● **Material for the task**
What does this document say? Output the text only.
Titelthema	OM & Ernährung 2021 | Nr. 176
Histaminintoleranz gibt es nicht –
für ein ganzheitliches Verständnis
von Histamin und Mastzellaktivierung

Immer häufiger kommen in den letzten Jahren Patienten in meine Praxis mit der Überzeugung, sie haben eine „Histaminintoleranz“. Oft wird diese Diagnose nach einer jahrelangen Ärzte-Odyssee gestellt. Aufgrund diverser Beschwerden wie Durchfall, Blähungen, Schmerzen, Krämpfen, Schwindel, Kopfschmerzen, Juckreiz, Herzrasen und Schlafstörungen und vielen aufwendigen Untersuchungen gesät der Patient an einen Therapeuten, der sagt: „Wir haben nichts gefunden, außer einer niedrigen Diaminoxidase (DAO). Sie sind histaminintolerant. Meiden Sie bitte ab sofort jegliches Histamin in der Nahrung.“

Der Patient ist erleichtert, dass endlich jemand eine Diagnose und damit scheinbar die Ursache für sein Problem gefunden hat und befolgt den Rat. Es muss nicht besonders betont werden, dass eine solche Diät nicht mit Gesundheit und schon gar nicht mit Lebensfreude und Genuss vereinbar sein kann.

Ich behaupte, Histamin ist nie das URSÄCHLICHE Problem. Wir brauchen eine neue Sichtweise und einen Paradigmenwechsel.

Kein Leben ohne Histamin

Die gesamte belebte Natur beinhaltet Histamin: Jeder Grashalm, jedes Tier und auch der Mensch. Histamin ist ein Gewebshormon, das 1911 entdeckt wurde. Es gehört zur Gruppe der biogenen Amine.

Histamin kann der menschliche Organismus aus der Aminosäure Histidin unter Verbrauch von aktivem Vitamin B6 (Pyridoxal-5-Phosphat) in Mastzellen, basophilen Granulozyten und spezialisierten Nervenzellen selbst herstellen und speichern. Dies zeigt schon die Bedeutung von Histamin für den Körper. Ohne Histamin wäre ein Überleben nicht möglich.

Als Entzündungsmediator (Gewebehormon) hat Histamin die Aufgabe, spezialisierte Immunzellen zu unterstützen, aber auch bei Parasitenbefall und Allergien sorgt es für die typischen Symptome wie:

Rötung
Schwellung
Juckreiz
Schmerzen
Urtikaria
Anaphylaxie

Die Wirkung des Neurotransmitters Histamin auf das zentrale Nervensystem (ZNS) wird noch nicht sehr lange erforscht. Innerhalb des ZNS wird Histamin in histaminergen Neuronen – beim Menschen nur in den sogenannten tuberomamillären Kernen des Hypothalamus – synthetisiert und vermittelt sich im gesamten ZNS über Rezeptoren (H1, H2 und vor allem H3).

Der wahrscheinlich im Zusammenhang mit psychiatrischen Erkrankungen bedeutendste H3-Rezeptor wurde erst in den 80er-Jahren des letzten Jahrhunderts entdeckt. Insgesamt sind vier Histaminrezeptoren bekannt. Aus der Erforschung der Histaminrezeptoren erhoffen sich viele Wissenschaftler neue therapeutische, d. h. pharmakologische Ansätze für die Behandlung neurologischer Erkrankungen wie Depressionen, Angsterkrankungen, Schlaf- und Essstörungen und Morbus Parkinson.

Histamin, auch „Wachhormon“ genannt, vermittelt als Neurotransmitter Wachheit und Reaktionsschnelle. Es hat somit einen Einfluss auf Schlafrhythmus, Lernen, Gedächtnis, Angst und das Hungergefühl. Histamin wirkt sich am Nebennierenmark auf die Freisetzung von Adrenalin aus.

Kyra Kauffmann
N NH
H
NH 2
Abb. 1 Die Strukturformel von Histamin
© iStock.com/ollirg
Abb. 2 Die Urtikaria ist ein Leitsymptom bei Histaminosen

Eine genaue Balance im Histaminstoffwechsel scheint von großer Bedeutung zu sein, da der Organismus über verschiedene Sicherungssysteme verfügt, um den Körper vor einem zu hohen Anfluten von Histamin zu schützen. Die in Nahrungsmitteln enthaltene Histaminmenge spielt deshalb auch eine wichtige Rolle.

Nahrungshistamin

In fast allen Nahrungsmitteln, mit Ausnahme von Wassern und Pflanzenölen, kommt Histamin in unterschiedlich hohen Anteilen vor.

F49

--

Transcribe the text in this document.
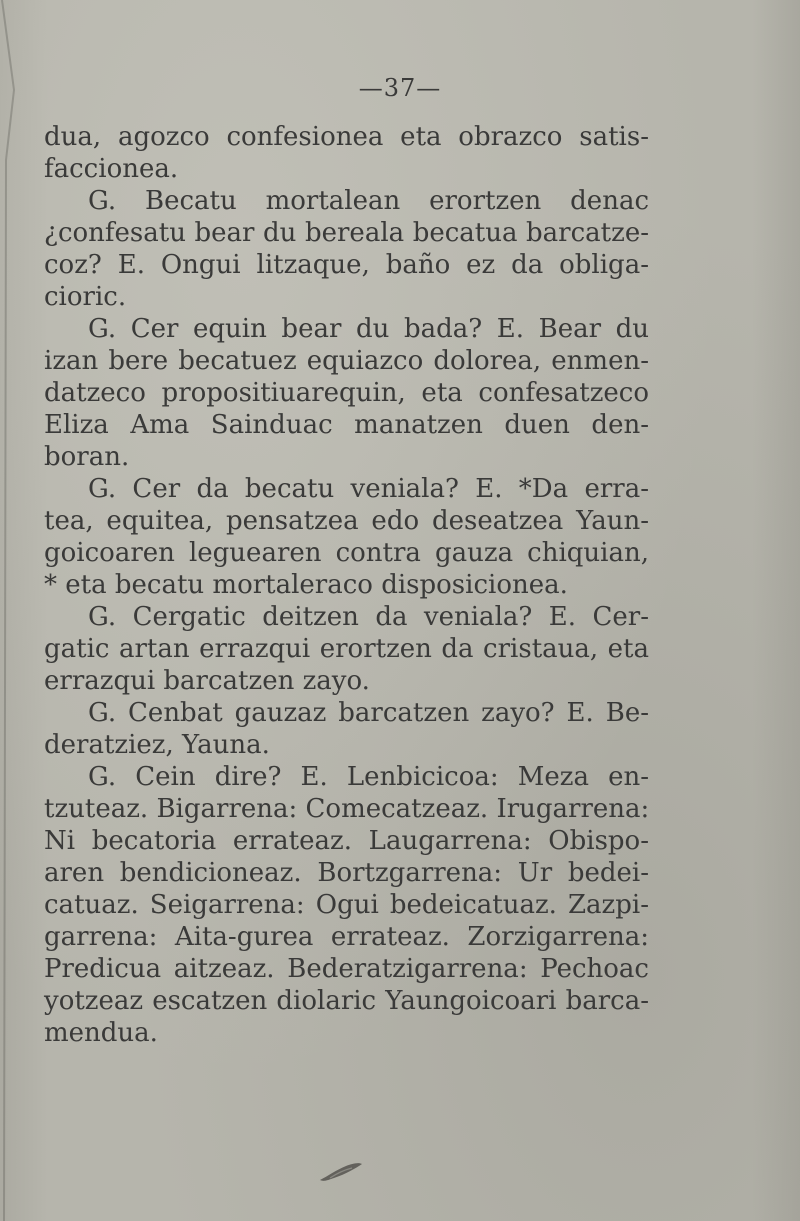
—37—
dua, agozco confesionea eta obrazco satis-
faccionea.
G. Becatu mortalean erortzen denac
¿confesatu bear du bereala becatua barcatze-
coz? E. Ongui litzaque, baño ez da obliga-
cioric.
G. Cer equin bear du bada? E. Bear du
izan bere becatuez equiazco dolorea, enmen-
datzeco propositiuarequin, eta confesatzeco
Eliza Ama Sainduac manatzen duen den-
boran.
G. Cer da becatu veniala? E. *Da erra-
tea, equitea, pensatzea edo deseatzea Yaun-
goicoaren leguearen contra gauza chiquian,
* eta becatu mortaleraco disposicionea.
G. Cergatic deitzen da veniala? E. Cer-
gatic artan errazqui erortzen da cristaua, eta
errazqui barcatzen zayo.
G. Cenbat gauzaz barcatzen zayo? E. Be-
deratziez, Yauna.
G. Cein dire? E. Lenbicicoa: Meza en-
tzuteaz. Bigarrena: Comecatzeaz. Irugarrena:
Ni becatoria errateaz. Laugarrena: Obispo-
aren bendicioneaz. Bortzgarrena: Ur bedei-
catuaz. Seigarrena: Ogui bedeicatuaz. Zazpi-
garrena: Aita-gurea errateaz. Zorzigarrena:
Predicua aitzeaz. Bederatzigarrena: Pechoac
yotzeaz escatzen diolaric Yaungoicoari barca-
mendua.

● **Written task**
Each line above that includes "zayo" should be shown.

● **The answer**
errazqui barcatzen zayo.
G. Cenbat gauzaz barcatzen zayo? E. Be-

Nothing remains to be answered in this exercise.